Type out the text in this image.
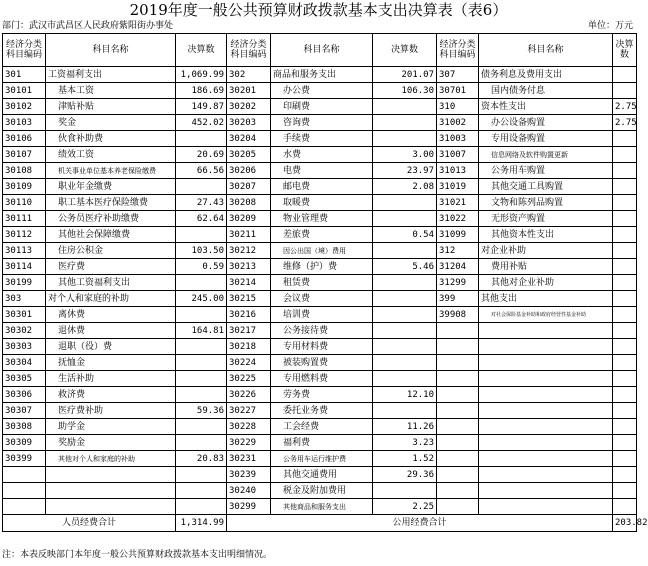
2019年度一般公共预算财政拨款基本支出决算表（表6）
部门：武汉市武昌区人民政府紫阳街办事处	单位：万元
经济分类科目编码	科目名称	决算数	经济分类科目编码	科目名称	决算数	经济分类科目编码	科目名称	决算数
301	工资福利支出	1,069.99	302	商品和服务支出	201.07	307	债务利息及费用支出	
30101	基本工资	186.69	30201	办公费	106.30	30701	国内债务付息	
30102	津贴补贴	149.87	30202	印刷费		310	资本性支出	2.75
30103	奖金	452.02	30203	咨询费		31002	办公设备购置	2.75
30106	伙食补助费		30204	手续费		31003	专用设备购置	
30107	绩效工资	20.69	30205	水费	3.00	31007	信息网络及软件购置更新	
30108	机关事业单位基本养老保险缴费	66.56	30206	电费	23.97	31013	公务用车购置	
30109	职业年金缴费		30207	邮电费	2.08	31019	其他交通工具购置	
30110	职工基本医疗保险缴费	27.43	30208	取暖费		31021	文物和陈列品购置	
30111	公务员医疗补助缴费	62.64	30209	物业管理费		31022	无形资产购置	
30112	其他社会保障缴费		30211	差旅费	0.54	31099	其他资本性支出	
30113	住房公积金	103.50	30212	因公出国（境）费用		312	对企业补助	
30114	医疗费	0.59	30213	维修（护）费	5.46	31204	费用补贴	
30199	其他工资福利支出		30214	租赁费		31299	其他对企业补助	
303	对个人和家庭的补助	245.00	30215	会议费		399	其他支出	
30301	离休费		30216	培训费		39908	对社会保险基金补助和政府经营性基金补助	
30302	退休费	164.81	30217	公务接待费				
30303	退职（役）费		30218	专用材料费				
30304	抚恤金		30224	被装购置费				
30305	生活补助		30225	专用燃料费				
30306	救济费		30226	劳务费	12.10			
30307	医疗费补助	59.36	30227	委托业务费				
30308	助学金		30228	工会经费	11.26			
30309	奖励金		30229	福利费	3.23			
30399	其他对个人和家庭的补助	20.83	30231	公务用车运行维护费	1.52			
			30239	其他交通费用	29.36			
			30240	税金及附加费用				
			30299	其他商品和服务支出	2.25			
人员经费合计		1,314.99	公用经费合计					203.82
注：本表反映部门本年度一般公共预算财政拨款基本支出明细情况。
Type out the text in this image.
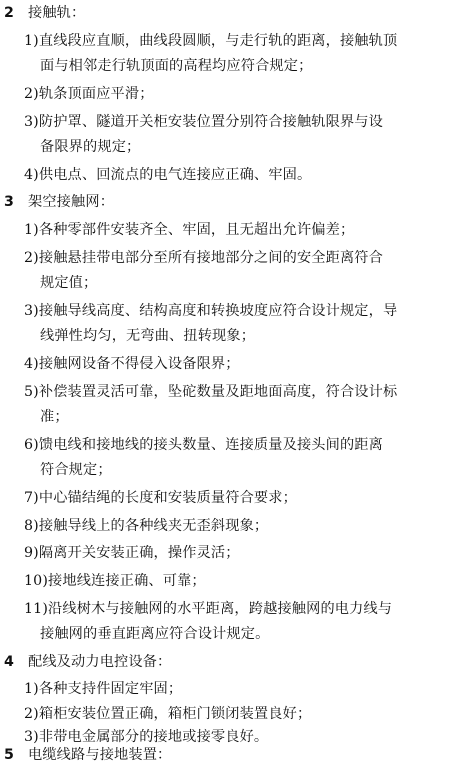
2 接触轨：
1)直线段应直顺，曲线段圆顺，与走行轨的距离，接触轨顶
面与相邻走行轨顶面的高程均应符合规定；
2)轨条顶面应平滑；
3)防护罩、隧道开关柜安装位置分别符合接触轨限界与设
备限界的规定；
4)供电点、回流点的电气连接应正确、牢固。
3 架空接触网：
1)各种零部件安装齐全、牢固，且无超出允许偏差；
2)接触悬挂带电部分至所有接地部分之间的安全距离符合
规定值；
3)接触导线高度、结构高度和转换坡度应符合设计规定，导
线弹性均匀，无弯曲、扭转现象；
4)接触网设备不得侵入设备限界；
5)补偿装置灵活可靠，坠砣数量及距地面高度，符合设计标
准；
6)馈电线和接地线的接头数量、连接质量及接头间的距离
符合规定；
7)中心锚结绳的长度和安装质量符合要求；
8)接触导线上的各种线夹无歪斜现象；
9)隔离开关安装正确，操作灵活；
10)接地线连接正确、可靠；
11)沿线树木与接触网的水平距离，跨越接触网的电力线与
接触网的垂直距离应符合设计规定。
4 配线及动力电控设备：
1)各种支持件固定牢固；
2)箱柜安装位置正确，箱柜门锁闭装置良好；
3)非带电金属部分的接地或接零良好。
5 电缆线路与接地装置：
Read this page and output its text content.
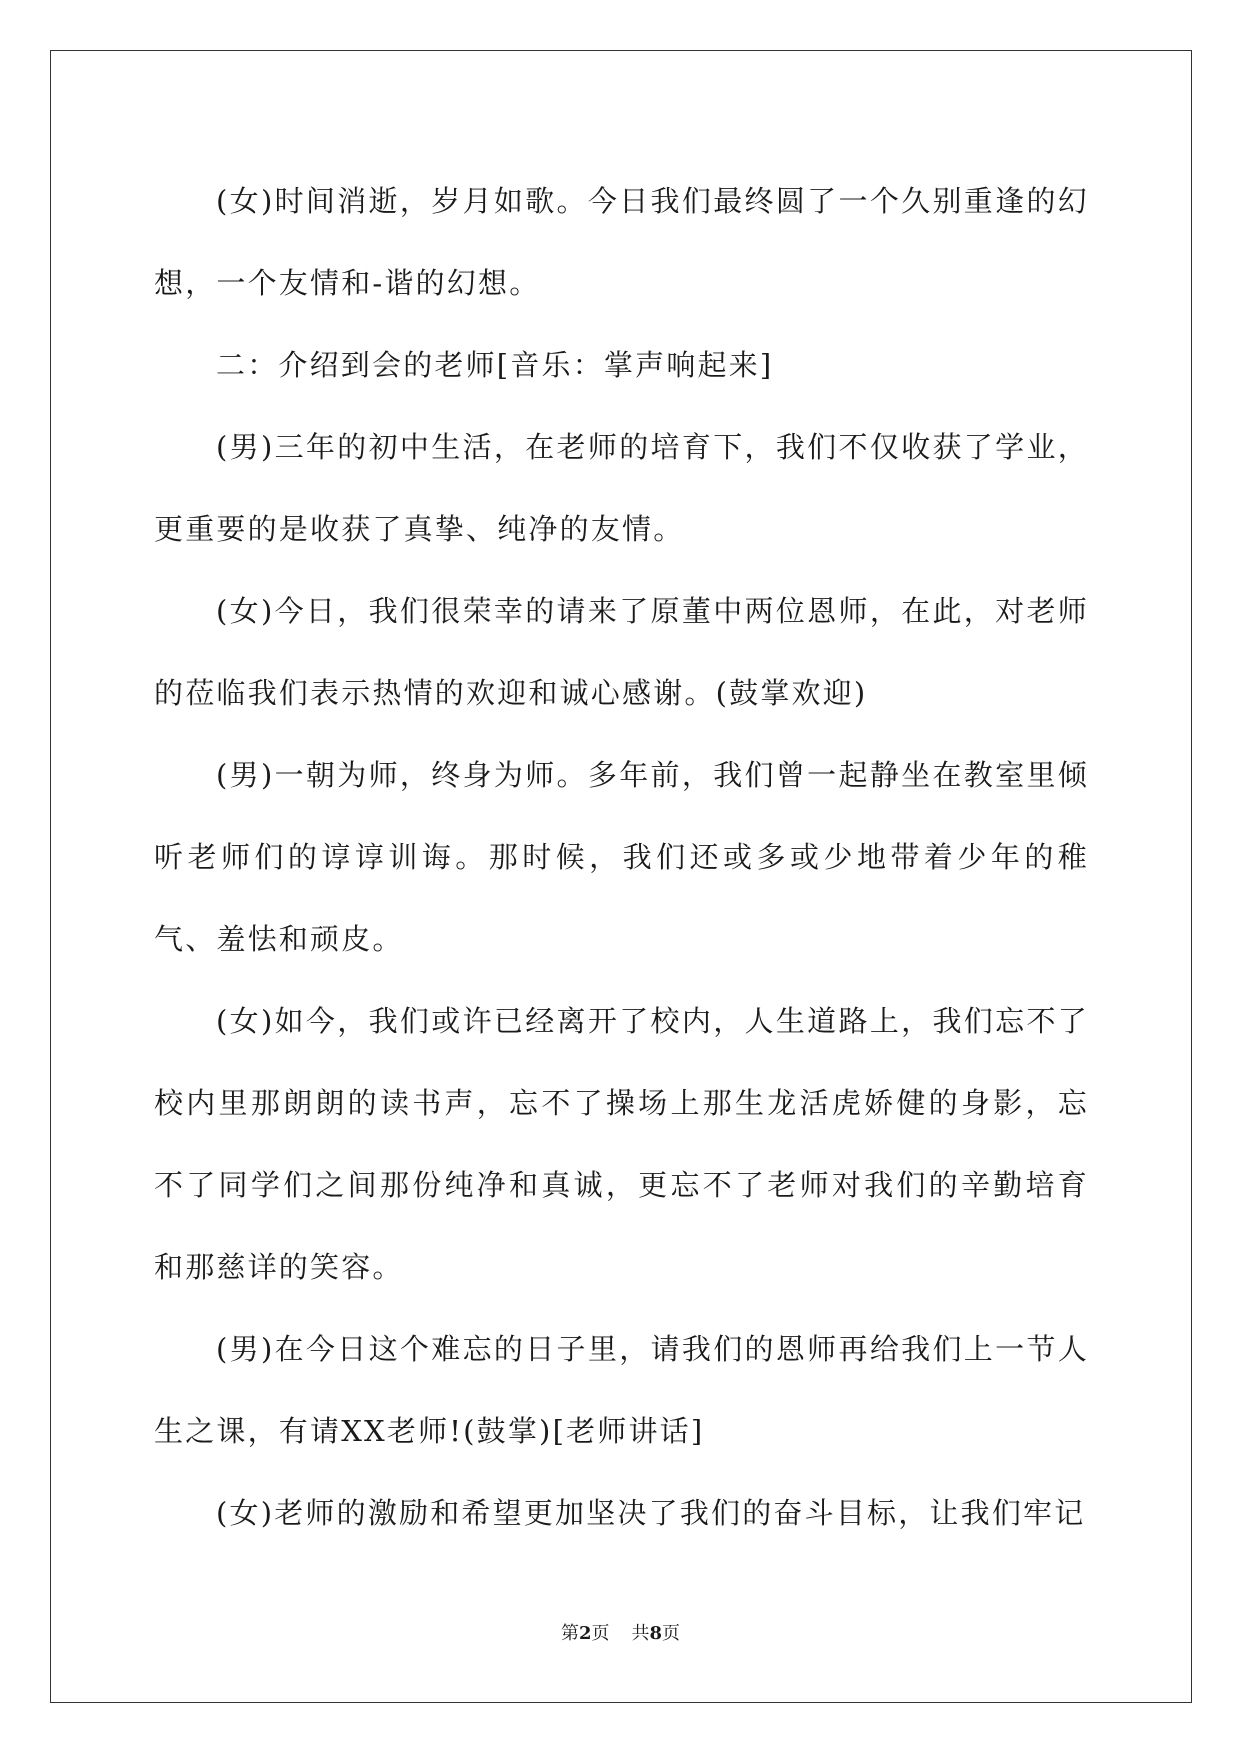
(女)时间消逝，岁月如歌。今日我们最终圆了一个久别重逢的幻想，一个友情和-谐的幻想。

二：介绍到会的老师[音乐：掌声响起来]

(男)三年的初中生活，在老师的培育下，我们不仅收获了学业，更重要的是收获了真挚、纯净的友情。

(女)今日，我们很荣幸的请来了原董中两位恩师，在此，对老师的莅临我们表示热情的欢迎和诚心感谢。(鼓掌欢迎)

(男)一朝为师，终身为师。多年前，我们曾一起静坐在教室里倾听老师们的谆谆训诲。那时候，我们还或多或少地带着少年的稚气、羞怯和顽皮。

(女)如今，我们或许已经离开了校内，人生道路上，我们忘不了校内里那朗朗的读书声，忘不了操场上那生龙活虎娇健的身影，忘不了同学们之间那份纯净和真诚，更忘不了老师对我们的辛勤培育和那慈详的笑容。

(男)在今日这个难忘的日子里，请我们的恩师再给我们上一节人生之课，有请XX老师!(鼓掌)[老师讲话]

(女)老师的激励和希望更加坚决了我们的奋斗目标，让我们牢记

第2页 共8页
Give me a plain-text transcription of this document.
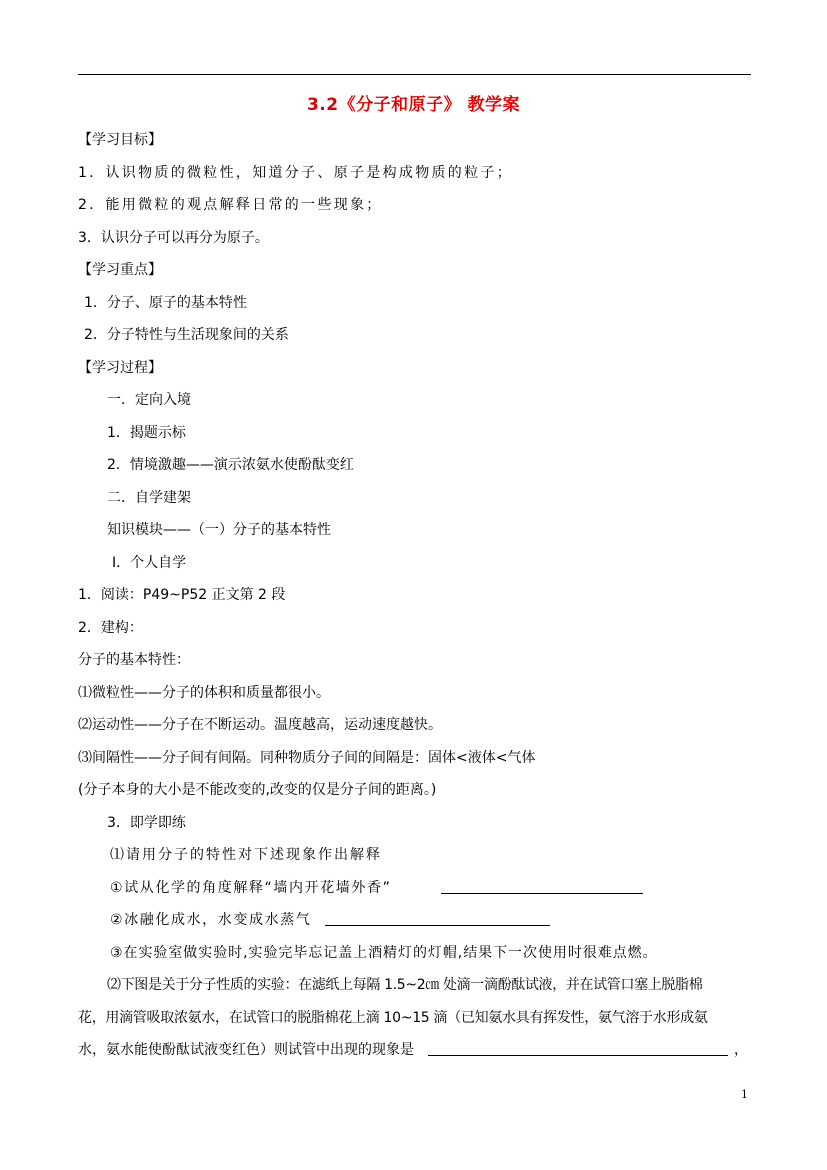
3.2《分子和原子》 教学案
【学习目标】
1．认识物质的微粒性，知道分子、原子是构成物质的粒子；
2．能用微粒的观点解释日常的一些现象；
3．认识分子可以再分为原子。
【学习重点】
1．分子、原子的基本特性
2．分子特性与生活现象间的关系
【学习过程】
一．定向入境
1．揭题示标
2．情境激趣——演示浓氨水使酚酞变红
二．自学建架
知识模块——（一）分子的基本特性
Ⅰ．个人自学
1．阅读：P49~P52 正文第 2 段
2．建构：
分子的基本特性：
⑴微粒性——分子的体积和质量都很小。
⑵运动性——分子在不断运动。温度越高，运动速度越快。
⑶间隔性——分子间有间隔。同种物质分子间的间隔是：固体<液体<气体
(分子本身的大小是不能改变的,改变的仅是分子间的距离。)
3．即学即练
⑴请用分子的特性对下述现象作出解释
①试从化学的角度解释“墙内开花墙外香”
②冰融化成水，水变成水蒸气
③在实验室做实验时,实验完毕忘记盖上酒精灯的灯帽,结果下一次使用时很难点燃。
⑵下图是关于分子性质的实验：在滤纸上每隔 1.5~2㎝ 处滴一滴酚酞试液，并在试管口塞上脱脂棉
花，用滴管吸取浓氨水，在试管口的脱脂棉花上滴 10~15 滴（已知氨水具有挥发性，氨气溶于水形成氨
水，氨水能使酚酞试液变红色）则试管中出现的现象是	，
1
══════
Report how many lines in these entries contain "this". Answer with the number only.

4